─── Provided data ───

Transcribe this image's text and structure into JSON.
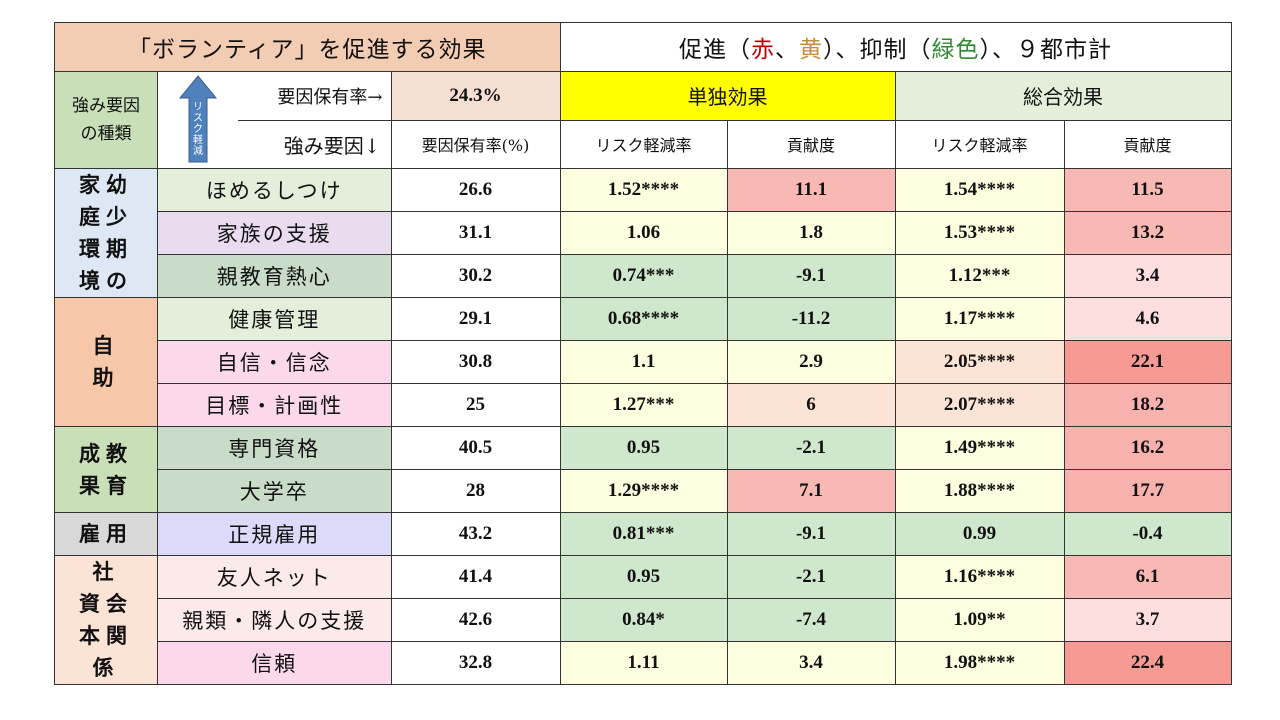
{
  "title_left": "「ボランティア」を促進する効果",
  "title_right": {
    "prefix": "促進（",
    "red": "赤",
    "sep": "、",
    "yellow": "黄",
    "mid": "）、抑制（",
    "green": "緑色",
    "suffix": "）、９都市計"
  },
  "header": {
    "category_head": [
      "強み要因",
      "の種類"
    ],
    "arrow_text": "リスク軽減",
    "rate_label": "要因保有率→",
    "rate_value": "24.3%",
    "single_effect": "単独効果",
    "total_effect": "総合効果",
    "strength_label": "強み要因↓",
    "holding_rate_col": "要因保有率(%)",
    "risk_reduction": "リスク軽減率",
    "contribution": "貢献度"
  },
  "colors": {
    "title_red": "#c00000",
    "title_yellow": "#c98a3a",
    "title_green": "#2e8b2e",
    "arrow": "#4f81bd"
  },
  "chart_data": {
    "type": "table",
    "columns": [
      "強み要因の種類",
      "強み要因",
      "要因保有率(%)",
      "単独効果 リスク軽減率",
      "単独効果 貢献度",
      "総合効果 リスク軽減率",
      "総合効果 貢献度"
    ],
    "groups": [
      {
        "category": [
          "家幼",
          "庭少",
          "環期",
          "境の"
        ],
        "category_bg": "#dde8f4",
        "rows": [
          {
            "factor": "ほめるしつけ",
            "factor_bg": "#e3efda",
            "rate": "26.6",
            "single_rr": "1.52****",
            "single_rr_bg": "#fdfde0",
            "single_c": "11.1",
            "single_c_bg": "#f8b9b5",
            "total_rr": "1.54****",
            "total_rr_bg": "#fdfde0",
            "total_c": "11.5",
            "total_c_bg": "#f8b9b5"
          },
          {
            "factor": "家族の支援",
            "factor_bg": "#eadcef",
            "rate": "31.1",
            "single_rr": "1.06",
            "single_rr_bg": "#fdfde0",
            "single_c": "1.8",
            "single_c_bg": "#fdfde0",
            "total_rr": "1.53****",
            "total_rr_bg": "#fdfde0",
            "total_c": "13.2",
            "total_c_bg": "#f8b9b5"
          },
          {
            "factor": "親教育熱心",
            "factor_bg": "#c9dcc8",
            "rate": "30.2",
            "single_rr": "0.74***",
            "single_rr_bg": "#cfe7cc",
            "single_c": "-9.1",
            "single_c_bg": "#cfe7cc",
            "total_rr": "1.12***",
            "total_rr_bg": "#fdfde0",
            "total_c": "3.4",
            "total_c_bg": "#fcdede"
          }
        ]
      },
      {
        "category": [
          "自",
          "助"
        ],
        "category_bg": "#f6c7a9",
        "rows": [
          {
            "factor": "健康管理",
            "factor_bg": "#e3efda",
            "rate": "29.1",
            "single_rr": "0.68****",
            "single_rr_bg": "#cfe7cc",
            "single_c": "-11.2",
            "single_c_bg": "#cfe7cc",
            "total_rr": "1.17****",
            "total_rr_bg": "#fdfde0",
            "total_c": "4.6",
            "total_c_bg": "#fcdede"
          },
          {
            "factor": "自信・信念",
            "factor_bg": "#fbd8ec",
            "rate": "30.8",
            "single_rr": "1.1",
            "single_rr_bg": "#fdfde0",
            "single_c": "2.9",
            "single_c_bg": "#fdfde0",
            "total_rr": "2.05****",
            "total_rr_bg": "#fbe4d6",
            "total_c": "22.1",
            "total_c_bg": "#f89a94"
          },
          {
            "factor": "目標・計画性",
            "factor_bg": "#fbd8ec",
            "rate": "25",
            "single_rr": "1.27***",
            "single_rr_bg": "#fdfde0",
            "single_c": "6",
            "single_c_bg": "#fbe4d6",
            "total_rr": "2.07****",
            "total_rr_bg": "#fbe4d6",
            "total_c": "18.2",
            "total_c_bg": "#f8b2ae"
          }
        ]
      },
      {
        "category": [
          "成教",
          "果育"
        ],
        "category_bg": "#c9dfb8",
        "rows": [
          {
            "factor": "専門資格",
            "factor_bg": "#c9dcc8",
            "rate": "40.5",
            "single_rr": "0.95",
            "single_rr_bg": "#cfe7cc",
            "single_c": "-2.1",
            "single_c_bg": "#cfe7cc",
            "total_rr": "1.49****",
            "total_rr_bg": "#fdfde0",
            "total_c": "16.2",
            "total_c_bg": "#f8b2ae"
          },
          {
            "factor": "大学卒",
            "factor_bg": "#c9dcc8",
            "rate": "28",
            "single_rr": "1.29****",
            "single_rr_bg": "#fdfde0",
            "single_c": "7.1",
            "single_c_bg": "#f8b9b5",
            "total_rr": "1.88****",
            "total_rr_bg": "#fdfde0",
            "total_c": "17.7",
            "total_c_bg": "#f8b2ae"
          }
        ]
      },
      {
        "category": [
          "雇用"
        ],
        "category_bg": "#d9d9d9",
        "rows": [
          {
            "factor": "正規雇用",
            "factor_bg": "#dbdaf8",
            "rate": "43.2",
            "single_rr": "0.81***",
            "single_rr_bg": "#cfe7cc",
            "single_c": "-9.1",
            "single_c_bg": "#cfe7cc",
            "total_rr": "0.99",
            "total_rr_bg": "#cfe7cc",
            "total_c": "-0.4",
            "total_c_bg": "#cfe7cc"
          }
        ]
      },
      {
        "category": [
          "社",
          "資会",
          "本関",
          "係"
        ],
        "category_bg": "#fbe4d6",
        "rows": [
          {
            "factor": "友人ネット",
            "factor_bg": "#fce9e9",
            "rate": "41.4",
            "single_rr": "0.95",
            "single_rr_bg": "#cfe7cc",
            "single_c": "-2.1",
            "single_c_bg": "#cfe7cc",
            "total_rr": "1.16****",
            "total_rr_bg": "#fdfde0",
            "total_c": "6.1",
            "total_c_bg": "#f8b9b5"
          },
          {
            "factor": "親類・隣人の支援",
            "factor_bg": "#fce9e9",
            "rate": "42.6",
            "single_rr": "0.84*",
            "single_rr_bg": "#cfe7cc",
            "single_c": "-7.4",
            "single_c_bg": "#cfe7cc",
            "total_rr": "1.09**",
            "total_rr_bg": "#fdfde0",
            "total_c": "3.7",
            "total_c_bg": "#fcdede"
          },
          {
            "factor": "信頼",
            "factor_bg": "#fbd8ec",
            "rate": "32.8",
            "single_rr": "1.11",
            "single_rr_bg": "#fdfde0",
            "single_c": "3.4",
            "single_c_bg": "#fdfde0",
            "total_rr": "1.98****",
            "total_rr_bg": "#fdfde0",
            "total_c": "22.4",
            "total_c_bg": "#f89a94"
          }
        ]
      }
    ]
  }
}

───

## Written exercise
Transcribe every entry word for word, but skip the pictures.

## Exercise response
Transcribe this image's text and structure into JSON.
{
  "title_left": "「ボランティア」を促進する効果",
  "title_right": {
    "prefix": "促進（",
    "red": "赤",
    "sep": "、",
    "yellow": "黄",
    "mid": "）、抑制（",
    "green": "緑色",
    "suffix": "）、９都市計"
  },
  "header": {
    "category_head": [
      "強み要因",
      "の種類"
    ],
    "arrow_text": "リスク軽減",
    "rate_label": "要因保有率→",
    "rate_value": "24.3%",
    "single_effect": "単独効果",
    "total_effect": "総合効果",
    "strength_label": "強み要因↓",
    "holding_rate_col": "要因保有率(%)",
    "risk_reduction": "リスク軽減率",
    "contribution": "貢献度"
  },
  "colors": {
    "title_red": "#c00000",
    "title_yellow": "#c98a3a",
    "title_green": "#2e8b2e",
    "arrow": "#4f81bd"
  },
  "chart_data": {
    "type": "table",
    "columns": [
      "強み要因の種類",
      "強み要因",
      "要因保有率(%)",
      "単独効果 リスク軽減率",
      "単独効果 貢献度",
      "総合効果 リスク軽減率",
      "総合効果 貢献度"
    ],
    "groups": [
      {
        "category": [
          "家幼",
          "庭少",
          "環期",
          "境の"
        ],
        "category_bg": "#dde8f4",
        "rows": [
          {
            "factor": "ほめるしつけ",
            "factor_bg": "#e3efda",
            "rate": "26.6",
            "single_rr": "1.52****",
            "single_rr_bg": "#fdfde0",
            "single_c": "11.1",
            "single_c_bg": "#f8b9b5",
            "total_rr": "1.54****",
            "total_rr_bg": "#fdfde0",
            "total_c": "11.5",
            "total_c_bg": "#f8b9b5"
          },
          {
            "factor": "家族の支援",
            "factor_bg": "#eadcef",
            "rate": "31.1",
            "single_rr": "1.06",
            "single_rr_bg": "#fdfde0",
            "single_c": "1.8",
            "single_c_bg": "#fdfde0",
            "total_rr": "1.53****",
            "total_rr_bg": "#fdfde0",
            "total_c": "13.2",
            "total_c_bg": "#f8b9b5"
          },
          {
            "factor": "親教育熱心",
            "factor_bg": "#c9dcc8",
            "rate": "30.2",
            "single_rr": "0.74***",
            "single_rr_bg": "#cfe7cc",
            "single_c": "-9.1",
            "single_c_bg": "#cfe7cc",
            "total_rr": "1.12***",
            "total_rr_bg": "#fdfde0",
            "total_c": "3.4",
            "total_c_bg": "#fcdede"
          }
        ]
      },
      {
        "category": [
          "自",
          "助"
        ],
        "category_bg": "#f6c7a9",
        "rows": [
          {
            "factor": "健康管理",
            "factor_bg": "#e3efda",
            "rate": "29.1",
            "single_rr": "0.68****",
            "single_rr_bg": "#cfe7cc",
            "single_c": "-11.2",
            "single_c_bg": "#cfe7cc",
            "total_rr": "1.17****",
            "total_rr_bg": "#fdfde0",
            "total_c": "4.6",
            "total_c_bg": "#fcdede"
          },
          {
            "factor": "自信・信念",
            "factor_bg": "#fbd8ec",
            "rate": "30.8",
            "single_rr": "1.1",
            "single_rr_bg": "#fdfde0",
            "single_c": "2.9",
            "single_c_bg": "#fdfde0",
            "total_rr": "2.05****",
            "total_rr_bg": "#fbe4d6",
            "total_c": "22.1",
            "total_c_bg": "#f89a94"
          },
          {
            "factor": "目標・計画性",
            "factor_bg": "#fbd8ec",
            "rate": "25",
            "single_rr": "1.27***",
            "single_rr_bg": "#fdfde0",
            "single_c": "6",
            "single_c_bg": "#fbe4d6",
            "total_rr": "2.07****",
            "total_rr_bg": "#fbe4d6",
            "total_c": "18.2",
            "total_c_bg": "#f8b2ae"
          }
        ]
      },
      {
        "category": [
          "成教",
          "果育"
        ],
        "category_bg": "#c9dfb8",
        "rows": [
          {
            "factor": "専門資格",
            "factor_bg": "#c9dcc8",
            "rate": "40.5",
            "single_rr": "0.95",
            "single_rr_bg": "#cfe7cc",
            "single_c": "-2.1",
            "single_c_bg": "#cfe7cc",
            "total_rr": "1.49****",
            "total_rr_bg": "#fdfde0",
            "total_c": "16.2",
            "total_c_bg": "#f8b2ae"
          },
          {
            "factor": "大学卒",
            "factor_bg": "#c9dcc8",
            "rate": "28",
            "single_rr": "1.29****",
            "single_rr_bg": "#fdfde0",
            "single_c": "7.1",
            "single_c_bg": "#f8b9b5",
            "total_rr": "1.88****",
            "total_rr_bg": "#fdfde0",
            "total_c": "17.7",
            "total_c_bg": "#f8b2ae"
          }
        ]
      },
      {
        "category": [
          "雇用"
        ],
        "category_bg": "#d9d9d9",
        "rows": [
          {
            "factor": "正規雇用",
            "factor_bg": "#dbdaf8",
            "rate": "43.2",
            "single_rr": "0.81***",
            "single_rr_bg": "#cfe7cc",
            "single_c": "-9.1",
            "single_c_bg": "#cfe7cc",
            "total_rr": "0.99",
            "total_rr_bg": "#cfe7cc",
            "total_c": "-0.4",
            "total_c_bg": "#cfe7cc"
          }
        ]
      },
      {
        "category": [
          "社",
          "資会",
          "本関",
          "係"
        ],
        "category_bg": "#fbe4d6",
        "rows": [
          {
            "factor": "友人ネット",
            "factor_bg": "#fce9e9",
            "rate": "41.4",
            "single_rr": "0.95",
            "single_rr_bg": "#cfe7cc",
            "single_c": "-2.1",
            "single_c_bg": "#cfe7cc",
            "total_rr": "1.16****",
            "total_rr_bg": "#fdfde0",
            "total_c": "6.1",
            "total_c_bg": "#f8b9b5"
          },
          {
            "factor": "親類・隣人の支援",
            "factor_bg": "#fce9e9",
            "rate": "42.6",
            "single_rr": "0.84*",
            "single_rr_bg": "#cfe7cc",
            "single_c": "-7.4",
            "single_c_bg": "#cfe7cc",
            "total_rr": "1.09**",
            "total_rr_bg": "#fdfde0",
            "total_c": "3.7",
            "total_c_bg": "#fcdede"
          },
          {
            "factor": "信頼",
            "factor_bg": "#fbd8ec",
            "rate": "32.8",
            "single_rr": "1.11",
            "single_rr_bg": "#fdfde0",
            "single_c": "3.4",
            "single_c_bg": "#fdfde0",
            "total_rr": "1.98****",
            "total_rr_bg": "#fdfde0",
            "total_c": "22.4",
            "total_c_bg": "#f89a94"
          }
        ]
      }
    ]
  }
}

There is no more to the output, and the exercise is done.